# Requirements
Below are some records; reproduce every one of them exactly.

[Data excerpts]
============================================================
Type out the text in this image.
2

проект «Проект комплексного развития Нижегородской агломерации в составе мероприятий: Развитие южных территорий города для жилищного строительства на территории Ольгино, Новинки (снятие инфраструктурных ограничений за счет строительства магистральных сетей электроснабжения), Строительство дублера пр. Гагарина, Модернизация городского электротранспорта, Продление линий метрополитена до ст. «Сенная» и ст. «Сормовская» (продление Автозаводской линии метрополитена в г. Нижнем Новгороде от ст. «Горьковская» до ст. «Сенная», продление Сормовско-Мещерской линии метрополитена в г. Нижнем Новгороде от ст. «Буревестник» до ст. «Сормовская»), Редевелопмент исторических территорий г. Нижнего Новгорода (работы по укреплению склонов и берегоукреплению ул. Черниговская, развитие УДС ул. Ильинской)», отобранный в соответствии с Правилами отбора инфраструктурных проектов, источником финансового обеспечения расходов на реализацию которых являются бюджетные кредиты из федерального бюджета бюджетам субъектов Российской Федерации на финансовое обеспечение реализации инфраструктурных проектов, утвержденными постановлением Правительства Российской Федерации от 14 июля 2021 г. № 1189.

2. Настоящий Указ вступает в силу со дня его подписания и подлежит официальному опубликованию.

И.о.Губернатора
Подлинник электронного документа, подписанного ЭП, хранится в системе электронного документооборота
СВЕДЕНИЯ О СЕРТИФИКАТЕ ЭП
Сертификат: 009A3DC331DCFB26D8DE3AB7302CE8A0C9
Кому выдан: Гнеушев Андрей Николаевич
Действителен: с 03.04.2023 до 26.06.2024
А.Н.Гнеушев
============================================================
# Solution to the problem
Type out the text in this image.
2

проект «Проект комплексного развития Нижегородской агломерации в составе мероприятий: Развитие южных территорий города для жилищного строительства на территории Ольгино, Новинки (снятие инфраструктурных ограничений за счет строительства магистральных сетей электроснабжения), Строительство дублера пр. Гагарина, Модернизация городского электротранспорта, Продление линий метрополитена до ст. «Сенная» и ст. «Сормовская» (продление Автозаводской линии метрополитена в г. Нижнем Новгороде от ст. «Горьковская» до ст. «Сенная», продление Сормовско-Мещерской линии метрополитена в г. Нижнем Новгороде от ст. «Буревестник» до ст. «Сормовская»), Редевелопмент исторических территорий г. Нижнего Новгорода (работы по укреплению склонов и берегоукреплению ул. Черниговская, развитие УДС ул. Ильинской)», отобранный в соответствии с Правилами отбора инфраструктурных проектов, источником финансового обеспечения расходов на реализацию которых являются бюджетные кредиты из федерального бюджета бюджетам субъектов Российской Федерации на финансовое обеспечение реализации инфраструктурных проектов, утвержденными постановлением Правительства Российской Федерации от 14 июля 2021 г. № 1189.

2. Настоящий Указ вступает в силу со дня его подписания и подлежит официальному опубликованию.

И.о.Губернатора
Подлинник электронного документа, подписанного ЭП, хранится в системе электронного документооборота
СВЕДЕНИЯ О СЕРТИФИКАТЕ ЭП
Сертификат: 009A3DC331DCFB26D8DE3AB7302CE8A0C9
Кому выдан: Гнеушев Андрей Николаевич
Действителен: с 03.04.2023 до 26.06.2024
А.Н.Гнеушев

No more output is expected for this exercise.